**Set task**
Using the entries that follow, collect the lines where the word "JSON" appears.

Entries with figure data
● ● ● ●

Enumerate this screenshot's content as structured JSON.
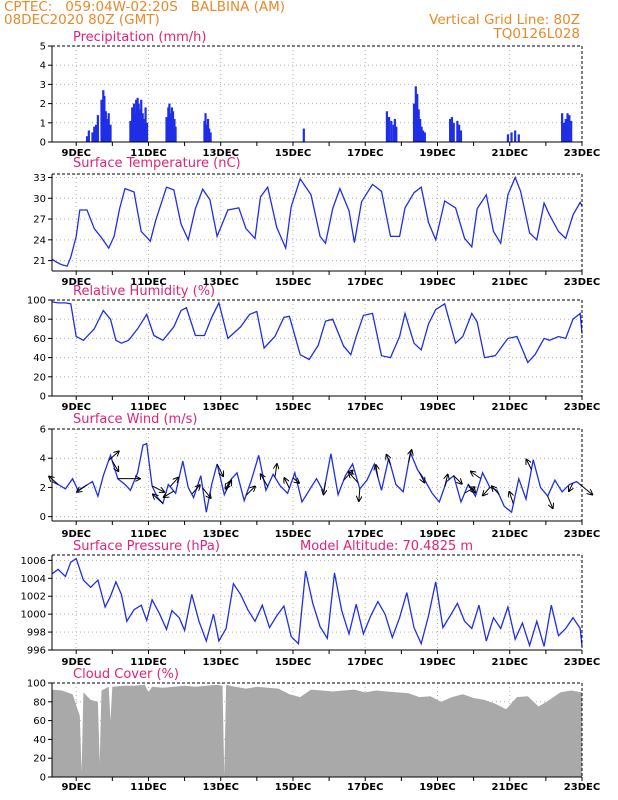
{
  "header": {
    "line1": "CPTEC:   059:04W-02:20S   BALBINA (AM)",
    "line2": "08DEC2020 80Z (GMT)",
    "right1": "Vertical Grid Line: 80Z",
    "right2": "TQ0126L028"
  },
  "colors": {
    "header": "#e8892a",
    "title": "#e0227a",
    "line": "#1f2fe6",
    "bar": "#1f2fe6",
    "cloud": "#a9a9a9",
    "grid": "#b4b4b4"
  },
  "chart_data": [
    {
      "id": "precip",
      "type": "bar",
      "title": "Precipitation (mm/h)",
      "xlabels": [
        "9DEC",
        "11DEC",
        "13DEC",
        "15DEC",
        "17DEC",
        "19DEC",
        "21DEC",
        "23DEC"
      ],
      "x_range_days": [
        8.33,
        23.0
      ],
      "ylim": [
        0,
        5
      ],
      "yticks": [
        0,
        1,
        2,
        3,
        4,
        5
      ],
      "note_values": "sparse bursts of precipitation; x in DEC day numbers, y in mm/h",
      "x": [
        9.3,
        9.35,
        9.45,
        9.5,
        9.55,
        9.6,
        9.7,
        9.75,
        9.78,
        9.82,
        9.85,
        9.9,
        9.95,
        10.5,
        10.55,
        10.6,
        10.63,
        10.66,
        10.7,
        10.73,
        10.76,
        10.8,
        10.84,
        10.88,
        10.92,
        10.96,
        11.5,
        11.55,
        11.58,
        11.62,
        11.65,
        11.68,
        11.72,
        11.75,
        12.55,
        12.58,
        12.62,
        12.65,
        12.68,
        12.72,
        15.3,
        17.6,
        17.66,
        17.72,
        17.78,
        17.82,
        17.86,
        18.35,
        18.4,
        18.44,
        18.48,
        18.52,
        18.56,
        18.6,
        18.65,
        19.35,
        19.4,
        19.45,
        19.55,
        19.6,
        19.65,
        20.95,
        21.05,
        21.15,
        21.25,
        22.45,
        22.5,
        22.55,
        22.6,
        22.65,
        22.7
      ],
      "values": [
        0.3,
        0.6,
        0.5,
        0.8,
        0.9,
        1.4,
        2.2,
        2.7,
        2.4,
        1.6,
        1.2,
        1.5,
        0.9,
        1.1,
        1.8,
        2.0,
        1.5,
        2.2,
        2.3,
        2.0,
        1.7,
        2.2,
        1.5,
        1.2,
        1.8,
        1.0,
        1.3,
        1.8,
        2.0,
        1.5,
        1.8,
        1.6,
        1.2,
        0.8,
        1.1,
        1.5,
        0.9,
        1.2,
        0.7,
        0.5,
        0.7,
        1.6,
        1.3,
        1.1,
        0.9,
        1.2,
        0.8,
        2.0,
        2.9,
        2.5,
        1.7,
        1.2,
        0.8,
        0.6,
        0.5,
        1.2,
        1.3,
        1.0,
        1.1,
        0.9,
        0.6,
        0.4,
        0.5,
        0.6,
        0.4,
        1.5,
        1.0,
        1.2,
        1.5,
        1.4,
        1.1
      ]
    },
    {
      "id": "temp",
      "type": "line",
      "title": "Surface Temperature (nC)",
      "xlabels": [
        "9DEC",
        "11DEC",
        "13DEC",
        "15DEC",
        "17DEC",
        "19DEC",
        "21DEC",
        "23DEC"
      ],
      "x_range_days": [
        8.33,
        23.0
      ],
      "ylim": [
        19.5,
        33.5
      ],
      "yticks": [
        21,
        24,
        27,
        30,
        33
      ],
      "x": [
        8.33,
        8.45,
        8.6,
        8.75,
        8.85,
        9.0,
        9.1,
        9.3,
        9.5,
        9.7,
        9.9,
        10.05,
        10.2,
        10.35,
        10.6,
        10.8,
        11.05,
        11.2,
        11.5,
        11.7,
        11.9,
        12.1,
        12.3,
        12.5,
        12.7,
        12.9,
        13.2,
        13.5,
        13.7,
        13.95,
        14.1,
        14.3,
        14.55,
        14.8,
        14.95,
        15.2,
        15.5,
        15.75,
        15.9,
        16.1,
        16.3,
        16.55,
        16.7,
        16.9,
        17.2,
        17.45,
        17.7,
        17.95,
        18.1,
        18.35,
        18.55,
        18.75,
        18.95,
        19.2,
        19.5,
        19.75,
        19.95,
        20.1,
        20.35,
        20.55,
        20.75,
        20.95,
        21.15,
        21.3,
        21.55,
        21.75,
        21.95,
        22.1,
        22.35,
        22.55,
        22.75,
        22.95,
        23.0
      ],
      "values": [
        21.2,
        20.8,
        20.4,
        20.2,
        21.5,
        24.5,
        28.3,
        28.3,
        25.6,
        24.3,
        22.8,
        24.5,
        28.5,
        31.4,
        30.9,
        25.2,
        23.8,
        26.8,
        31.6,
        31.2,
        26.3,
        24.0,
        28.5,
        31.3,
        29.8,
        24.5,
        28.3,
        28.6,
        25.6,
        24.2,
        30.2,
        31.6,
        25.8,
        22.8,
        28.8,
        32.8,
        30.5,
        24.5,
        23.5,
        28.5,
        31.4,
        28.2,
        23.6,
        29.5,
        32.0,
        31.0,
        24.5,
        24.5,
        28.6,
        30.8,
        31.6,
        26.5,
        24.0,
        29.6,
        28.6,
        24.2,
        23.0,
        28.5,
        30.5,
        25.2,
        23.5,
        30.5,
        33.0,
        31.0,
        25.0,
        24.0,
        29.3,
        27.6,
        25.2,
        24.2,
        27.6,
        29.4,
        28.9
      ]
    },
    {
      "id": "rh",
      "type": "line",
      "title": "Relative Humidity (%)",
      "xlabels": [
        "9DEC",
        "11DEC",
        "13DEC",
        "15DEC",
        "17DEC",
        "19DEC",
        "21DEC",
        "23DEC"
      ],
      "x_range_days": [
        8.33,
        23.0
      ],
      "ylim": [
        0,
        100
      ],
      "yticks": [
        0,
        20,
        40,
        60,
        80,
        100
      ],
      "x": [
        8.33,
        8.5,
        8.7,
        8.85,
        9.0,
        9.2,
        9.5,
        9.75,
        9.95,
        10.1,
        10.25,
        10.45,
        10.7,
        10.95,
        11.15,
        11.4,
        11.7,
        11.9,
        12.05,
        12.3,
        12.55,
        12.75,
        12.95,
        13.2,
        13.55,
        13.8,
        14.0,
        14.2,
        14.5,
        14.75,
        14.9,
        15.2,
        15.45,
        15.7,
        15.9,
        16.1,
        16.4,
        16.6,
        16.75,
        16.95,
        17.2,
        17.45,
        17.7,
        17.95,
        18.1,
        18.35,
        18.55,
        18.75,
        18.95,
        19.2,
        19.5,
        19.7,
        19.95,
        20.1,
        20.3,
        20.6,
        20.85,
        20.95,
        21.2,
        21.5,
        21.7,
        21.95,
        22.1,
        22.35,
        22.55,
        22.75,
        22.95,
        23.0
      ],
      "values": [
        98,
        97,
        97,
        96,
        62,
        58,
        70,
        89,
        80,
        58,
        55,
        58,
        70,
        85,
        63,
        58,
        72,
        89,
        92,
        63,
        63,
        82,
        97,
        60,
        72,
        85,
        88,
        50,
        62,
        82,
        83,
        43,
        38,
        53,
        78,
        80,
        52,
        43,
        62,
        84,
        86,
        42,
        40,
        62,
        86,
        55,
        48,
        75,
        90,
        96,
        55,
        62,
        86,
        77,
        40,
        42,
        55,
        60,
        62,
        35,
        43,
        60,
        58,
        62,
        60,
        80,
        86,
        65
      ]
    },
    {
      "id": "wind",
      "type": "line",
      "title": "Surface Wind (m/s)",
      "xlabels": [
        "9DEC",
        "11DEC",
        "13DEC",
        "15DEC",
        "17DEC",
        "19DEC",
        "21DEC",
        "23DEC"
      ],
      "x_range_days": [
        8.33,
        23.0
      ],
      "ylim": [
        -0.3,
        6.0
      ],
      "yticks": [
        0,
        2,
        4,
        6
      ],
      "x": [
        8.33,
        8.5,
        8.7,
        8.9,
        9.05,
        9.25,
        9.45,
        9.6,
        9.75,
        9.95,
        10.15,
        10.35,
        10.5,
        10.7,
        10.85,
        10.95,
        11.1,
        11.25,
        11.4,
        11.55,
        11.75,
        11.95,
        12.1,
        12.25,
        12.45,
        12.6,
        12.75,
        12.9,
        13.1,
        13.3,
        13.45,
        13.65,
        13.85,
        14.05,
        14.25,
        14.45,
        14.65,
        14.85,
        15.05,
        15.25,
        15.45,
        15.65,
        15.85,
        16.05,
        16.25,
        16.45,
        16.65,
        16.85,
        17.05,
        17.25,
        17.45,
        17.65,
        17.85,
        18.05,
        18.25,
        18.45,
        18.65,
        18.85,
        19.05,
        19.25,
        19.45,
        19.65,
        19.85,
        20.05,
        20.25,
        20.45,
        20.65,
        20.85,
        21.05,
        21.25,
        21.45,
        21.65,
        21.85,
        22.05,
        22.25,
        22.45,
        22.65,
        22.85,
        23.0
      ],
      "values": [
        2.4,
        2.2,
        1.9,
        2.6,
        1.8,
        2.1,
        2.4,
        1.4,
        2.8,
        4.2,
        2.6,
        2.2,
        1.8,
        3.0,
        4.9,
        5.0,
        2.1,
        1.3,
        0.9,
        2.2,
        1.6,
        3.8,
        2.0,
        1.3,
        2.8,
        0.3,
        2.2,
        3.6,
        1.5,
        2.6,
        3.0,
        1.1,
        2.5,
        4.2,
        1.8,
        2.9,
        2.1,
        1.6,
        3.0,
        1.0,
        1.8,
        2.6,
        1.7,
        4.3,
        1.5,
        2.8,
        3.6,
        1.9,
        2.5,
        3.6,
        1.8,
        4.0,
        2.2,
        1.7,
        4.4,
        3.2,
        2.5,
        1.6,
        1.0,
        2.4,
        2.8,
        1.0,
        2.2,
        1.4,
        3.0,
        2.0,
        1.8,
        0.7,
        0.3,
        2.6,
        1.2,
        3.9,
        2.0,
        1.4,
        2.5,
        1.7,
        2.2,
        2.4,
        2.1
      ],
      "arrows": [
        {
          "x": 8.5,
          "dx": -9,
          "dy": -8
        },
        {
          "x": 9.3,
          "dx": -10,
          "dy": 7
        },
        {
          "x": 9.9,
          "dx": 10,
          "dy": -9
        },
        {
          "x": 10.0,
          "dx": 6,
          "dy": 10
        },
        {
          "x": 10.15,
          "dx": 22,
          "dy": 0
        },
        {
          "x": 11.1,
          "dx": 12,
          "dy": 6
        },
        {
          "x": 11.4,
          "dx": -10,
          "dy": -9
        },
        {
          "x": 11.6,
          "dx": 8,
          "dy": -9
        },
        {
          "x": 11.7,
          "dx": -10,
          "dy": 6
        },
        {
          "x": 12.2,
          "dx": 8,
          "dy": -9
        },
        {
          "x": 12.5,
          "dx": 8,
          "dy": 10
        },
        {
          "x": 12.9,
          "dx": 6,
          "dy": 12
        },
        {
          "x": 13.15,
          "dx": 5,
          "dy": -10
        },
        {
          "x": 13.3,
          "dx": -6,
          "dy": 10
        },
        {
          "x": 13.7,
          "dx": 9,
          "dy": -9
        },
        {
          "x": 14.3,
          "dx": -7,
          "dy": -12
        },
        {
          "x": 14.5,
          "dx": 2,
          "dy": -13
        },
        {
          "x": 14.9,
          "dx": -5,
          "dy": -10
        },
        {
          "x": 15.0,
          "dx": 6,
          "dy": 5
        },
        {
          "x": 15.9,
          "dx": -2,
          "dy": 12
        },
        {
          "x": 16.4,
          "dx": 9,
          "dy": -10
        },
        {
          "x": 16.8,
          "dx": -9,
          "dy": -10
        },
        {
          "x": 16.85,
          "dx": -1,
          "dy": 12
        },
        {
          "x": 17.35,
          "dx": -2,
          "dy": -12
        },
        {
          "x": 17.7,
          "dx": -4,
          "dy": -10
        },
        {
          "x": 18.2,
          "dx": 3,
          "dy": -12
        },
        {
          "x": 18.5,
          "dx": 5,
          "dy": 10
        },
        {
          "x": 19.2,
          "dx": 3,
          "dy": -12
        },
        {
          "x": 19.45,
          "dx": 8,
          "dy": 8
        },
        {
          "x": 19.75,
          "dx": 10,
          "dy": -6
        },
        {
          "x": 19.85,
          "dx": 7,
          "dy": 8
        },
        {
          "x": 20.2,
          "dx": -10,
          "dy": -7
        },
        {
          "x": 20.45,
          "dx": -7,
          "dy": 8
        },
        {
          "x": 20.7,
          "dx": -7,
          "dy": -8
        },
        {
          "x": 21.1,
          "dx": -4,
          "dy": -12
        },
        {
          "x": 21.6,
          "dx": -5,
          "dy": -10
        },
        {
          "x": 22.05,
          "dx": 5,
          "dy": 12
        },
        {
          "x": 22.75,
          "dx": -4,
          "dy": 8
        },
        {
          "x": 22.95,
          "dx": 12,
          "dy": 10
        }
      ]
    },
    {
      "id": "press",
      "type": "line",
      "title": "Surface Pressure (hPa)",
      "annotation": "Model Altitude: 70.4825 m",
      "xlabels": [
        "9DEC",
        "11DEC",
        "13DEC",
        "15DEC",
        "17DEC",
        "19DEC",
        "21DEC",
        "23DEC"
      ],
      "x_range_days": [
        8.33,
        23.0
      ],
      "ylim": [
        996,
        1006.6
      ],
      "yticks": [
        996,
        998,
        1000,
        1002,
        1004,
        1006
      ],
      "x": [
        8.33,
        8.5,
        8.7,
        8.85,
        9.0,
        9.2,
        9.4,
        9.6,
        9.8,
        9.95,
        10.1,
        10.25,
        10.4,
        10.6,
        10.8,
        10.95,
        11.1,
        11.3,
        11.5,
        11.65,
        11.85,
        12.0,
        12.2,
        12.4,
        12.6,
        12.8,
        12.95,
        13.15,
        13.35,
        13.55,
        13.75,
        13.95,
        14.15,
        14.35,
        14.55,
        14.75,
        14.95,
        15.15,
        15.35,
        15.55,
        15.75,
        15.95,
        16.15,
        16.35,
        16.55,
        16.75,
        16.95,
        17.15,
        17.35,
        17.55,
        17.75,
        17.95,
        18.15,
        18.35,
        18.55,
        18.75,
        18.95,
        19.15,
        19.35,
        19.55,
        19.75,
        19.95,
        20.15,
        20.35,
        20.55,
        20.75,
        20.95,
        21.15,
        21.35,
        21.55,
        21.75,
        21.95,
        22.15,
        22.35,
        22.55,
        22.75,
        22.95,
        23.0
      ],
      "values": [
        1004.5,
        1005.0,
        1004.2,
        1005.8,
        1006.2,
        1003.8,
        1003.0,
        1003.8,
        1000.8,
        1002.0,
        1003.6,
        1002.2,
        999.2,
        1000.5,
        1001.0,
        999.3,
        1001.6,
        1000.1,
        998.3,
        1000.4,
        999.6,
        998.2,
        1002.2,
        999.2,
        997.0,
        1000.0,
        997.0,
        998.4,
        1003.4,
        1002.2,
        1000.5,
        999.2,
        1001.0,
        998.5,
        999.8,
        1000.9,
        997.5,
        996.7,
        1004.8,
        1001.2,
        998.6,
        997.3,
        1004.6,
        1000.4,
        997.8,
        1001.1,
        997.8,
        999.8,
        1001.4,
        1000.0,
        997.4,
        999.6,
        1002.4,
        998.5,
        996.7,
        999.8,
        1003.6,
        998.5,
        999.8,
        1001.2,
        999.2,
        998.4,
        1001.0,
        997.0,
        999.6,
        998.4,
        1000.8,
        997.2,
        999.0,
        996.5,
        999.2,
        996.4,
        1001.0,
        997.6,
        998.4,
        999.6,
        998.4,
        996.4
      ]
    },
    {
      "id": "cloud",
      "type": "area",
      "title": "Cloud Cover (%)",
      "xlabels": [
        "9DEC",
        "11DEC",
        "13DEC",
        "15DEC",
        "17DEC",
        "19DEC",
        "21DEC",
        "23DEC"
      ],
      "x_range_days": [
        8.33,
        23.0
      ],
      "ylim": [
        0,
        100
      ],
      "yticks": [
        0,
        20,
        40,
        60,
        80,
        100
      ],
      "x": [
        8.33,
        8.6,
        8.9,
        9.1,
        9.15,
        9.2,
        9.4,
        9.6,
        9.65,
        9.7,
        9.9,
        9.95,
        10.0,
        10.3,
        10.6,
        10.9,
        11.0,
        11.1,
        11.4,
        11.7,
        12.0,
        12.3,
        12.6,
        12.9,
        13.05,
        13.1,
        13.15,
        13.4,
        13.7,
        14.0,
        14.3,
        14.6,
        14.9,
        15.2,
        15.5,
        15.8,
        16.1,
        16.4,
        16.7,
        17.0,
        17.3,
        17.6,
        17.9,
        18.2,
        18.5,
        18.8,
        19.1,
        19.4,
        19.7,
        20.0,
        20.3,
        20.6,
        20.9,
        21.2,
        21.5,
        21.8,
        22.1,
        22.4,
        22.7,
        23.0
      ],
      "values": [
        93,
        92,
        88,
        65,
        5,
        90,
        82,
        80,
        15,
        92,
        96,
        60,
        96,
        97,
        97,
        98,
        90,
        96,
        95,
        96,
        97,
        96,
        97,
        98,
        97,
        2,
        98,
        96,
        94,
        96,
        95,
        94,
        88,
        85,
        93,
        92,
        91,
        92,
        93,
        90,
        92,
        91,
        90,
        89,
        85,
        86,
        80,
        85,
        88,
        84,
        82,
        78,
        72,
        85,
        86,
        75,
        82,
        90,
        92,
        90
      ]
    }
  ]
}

● ● ● ●

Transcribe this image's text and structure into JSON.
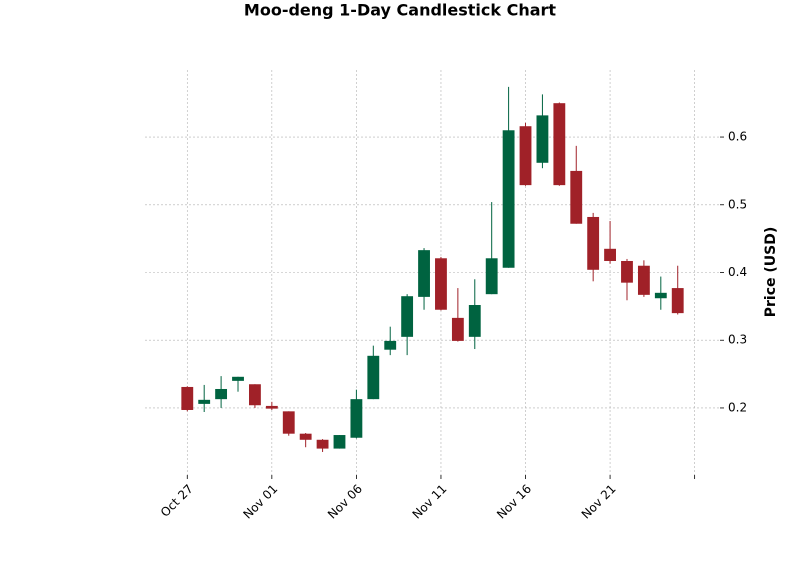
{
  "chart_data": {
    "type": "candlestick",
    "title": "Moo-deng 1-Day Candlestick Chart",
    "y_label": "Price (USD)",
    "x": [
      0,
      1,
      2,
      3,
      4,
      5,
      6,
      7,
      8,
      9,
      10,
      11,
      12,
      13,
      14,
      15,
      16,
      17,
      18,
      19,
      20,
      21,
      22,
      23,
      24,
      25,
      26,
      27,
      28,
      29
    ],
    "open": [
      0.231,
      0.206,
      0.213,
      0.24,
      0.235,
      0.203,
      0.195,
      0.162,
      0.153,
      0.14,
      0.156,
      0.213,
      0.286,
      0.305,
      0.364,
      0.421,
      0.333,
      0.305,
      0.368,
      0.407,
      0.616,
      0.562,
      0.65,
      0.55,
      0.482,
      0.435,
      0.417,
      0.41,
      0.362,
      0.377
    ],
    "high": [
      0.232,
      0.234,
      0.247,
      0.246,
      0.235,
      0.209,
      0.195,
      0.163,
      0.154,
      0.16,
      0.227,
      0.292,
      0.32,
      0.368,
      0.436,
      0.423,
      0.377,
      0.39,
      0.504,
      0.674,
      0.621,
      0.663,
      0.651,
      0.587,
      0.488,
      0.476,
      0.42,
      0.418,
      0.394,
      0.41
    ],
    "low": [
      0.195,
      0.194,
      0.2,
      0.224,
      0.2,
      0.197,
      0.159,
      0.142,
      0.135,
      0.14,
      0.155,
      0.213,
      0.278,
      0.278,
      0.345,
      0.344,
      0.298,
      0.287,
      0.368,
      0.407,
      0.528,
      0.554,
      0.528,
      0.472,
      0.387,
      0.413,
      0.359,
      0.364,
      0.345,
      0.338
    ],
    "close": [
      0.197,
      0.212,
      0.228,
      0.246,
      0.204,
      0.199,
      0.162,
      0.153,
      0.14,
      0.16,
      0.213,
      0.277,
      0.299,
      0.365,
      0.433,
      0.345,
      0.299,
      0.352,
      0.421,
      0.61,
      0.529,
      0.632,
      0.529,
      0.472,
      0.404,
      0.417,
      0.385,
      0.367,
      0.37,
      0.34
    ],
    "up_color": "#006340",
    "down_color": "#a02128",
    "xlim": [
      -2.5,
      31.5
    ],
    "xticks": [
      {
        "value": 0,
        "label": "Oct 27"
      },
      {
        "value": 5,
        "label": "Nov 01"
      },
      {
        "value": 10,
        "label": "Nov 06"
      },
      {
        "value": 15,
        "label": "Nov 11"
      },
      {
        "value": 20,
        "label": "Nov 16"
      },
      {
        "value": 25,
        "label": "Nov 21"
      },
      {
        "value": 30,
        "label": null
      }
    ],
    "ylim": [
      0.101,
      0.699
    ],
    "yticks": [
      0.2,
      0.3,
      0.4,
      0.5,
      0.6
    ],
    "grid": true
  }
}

● ● ● ●

**Reply to the exercise**
Enumerate this screenshot's content as structured JSON.
Transcribe this image's text and structure into JSON.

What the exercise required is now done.